The exercise: Count every line in the entries that follow where the word "административного" appears, then state only the total.

━━━ Recorded information

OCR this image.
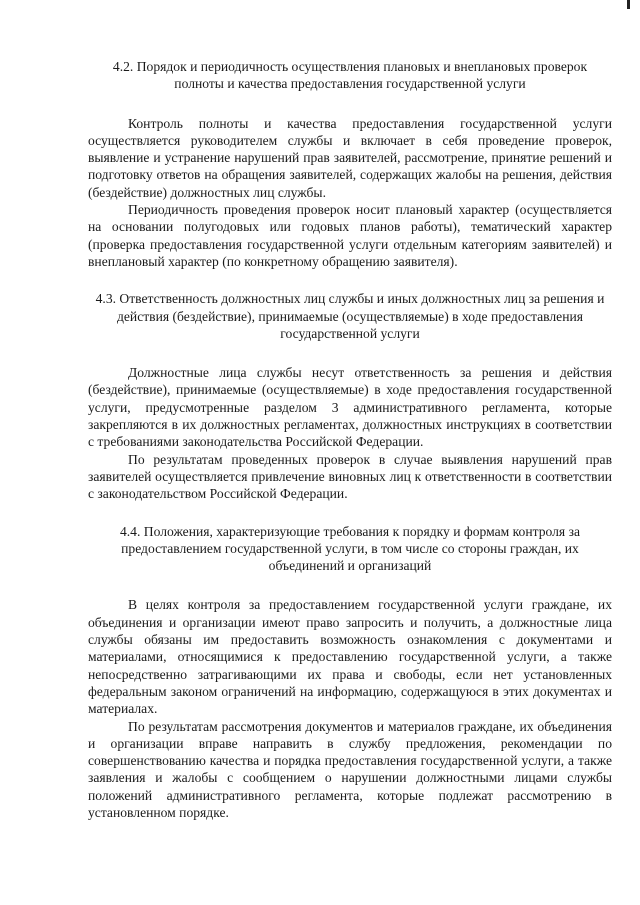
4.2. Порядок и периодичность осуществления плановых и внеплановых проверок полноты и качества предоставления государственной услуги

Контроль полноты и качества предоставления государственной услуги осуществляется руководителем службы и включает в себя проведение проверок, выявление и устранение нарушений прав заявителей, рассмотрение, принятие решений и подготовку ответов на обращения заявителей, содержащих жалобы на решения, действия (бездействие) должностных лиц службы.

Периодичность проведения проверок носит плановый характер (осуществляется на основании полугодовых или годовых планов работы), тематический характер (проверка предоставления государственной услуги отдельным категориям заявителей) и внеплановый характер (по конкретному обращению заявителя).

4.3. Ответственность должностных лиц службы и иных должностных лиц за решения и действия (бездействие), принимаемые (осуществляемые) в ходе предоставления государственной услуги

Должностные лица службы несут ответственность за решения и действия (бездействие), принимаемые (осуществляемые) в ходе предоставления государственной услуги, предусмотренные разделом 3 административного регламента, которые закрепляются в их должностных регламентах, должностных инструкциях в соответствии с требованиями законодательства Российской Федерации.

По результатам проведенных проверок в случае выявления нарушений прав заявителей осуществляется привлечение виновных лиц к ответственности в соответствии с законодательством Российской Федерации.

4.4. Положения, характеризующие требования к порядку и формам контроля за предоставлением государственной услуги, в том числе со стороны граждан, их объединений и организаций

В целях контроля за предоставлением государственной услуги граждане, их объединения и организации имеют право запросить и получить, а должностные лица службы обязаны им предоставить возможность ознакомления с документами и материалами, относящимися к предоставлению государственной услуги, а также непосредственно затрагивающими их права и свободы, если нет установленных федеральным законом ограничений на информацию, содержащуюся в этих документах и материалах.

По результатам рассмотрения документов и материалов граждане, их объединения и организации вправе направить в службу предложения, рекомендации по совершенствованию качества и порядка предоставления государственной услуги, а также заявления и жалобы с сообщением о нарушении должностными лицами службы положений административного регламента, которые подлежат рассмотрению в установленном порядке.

━━━━━━
━━━ Recorded information

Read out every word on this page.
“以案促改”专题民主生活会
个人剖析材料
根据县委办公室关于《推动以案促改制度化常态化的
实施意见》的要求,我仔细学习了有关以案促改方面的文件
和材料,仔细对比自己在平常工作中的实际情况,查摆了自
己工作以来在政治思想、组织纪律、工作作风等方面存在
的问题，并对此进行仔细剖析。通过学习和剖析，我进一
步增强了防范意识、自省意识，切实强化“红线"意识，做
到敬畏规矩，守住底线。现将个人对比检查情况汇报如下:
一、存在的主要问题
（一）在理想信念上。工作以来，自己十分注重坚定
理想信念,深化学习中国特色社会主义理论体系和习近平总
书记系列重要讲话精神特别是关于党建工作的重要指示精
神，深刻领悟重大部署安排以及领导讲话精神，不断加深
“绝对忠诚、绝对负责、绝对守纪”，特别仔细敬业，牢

━━━━━━

Written response: 2